**What is needed**:
Say how many lines contain "username"; the answer is the number alone.

[START]

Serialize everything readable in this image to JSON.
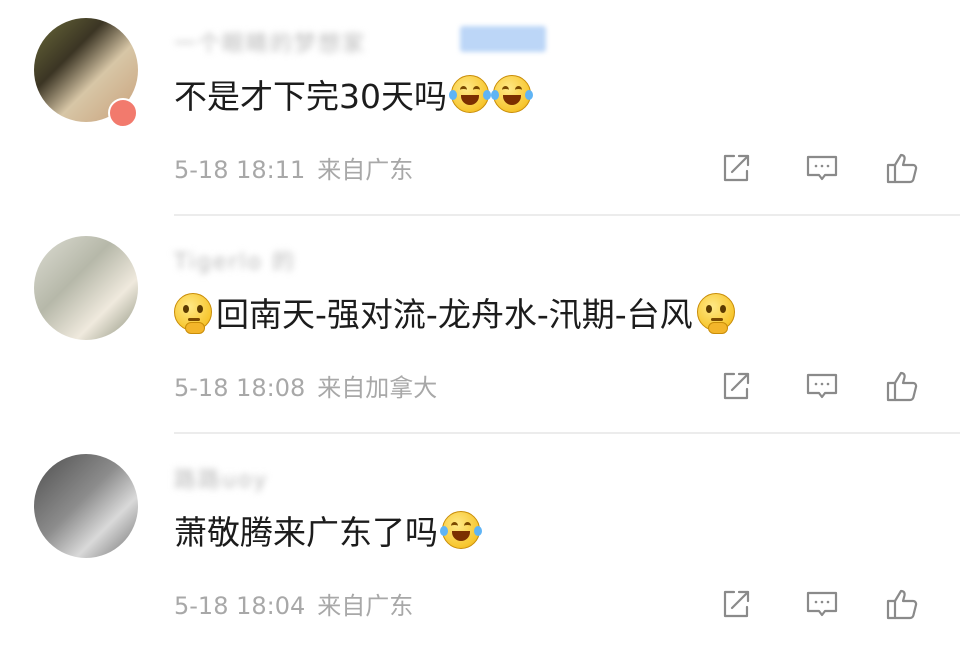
{
  "comments": [
    {
      "username": "一个眼睛的梦想家",
      "tag": "badge",
      "text": "不是才下完30天吗",
      "emojis": [
        "laugh-cry-emoji",
        "laugh-cry-emoji"
      ],
      "time": "5-18 18:11",
      "source": "来自广东"
    },
    {
      "username": "Tigerlo 的",
      "text": "回南天-强对流-龙舟水-汛期-台风",
      "emojis": [
        "thinking-emoji",
        "thinking-emoji"
      ],
      "time": "5-18 18:08",
      "source": "来自加拿大"
    },
    {
      "username": "路路uoy",
      "text": "萧敬腾来广东了吗",
      "emojis": [
        "laugh-cry-emoji"
      ],
      "time": "5-18 18:04",
      "source": "来自广东"
    }
  ],
  "icons": {
    "share": "share-icon",
    "reply": "comment-icon",
    "like": "thumbs-up-icon"
  },
  "colors": {
    "meta_text": "#a8a8a8",
    "icon": "#8a8a8a",
    "divider": "#ececec",
    "blurred_name": "#b9b9b9",
    "blurred_tag": "#bcd6f7"
  }
}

[END]

**The completed task**:
3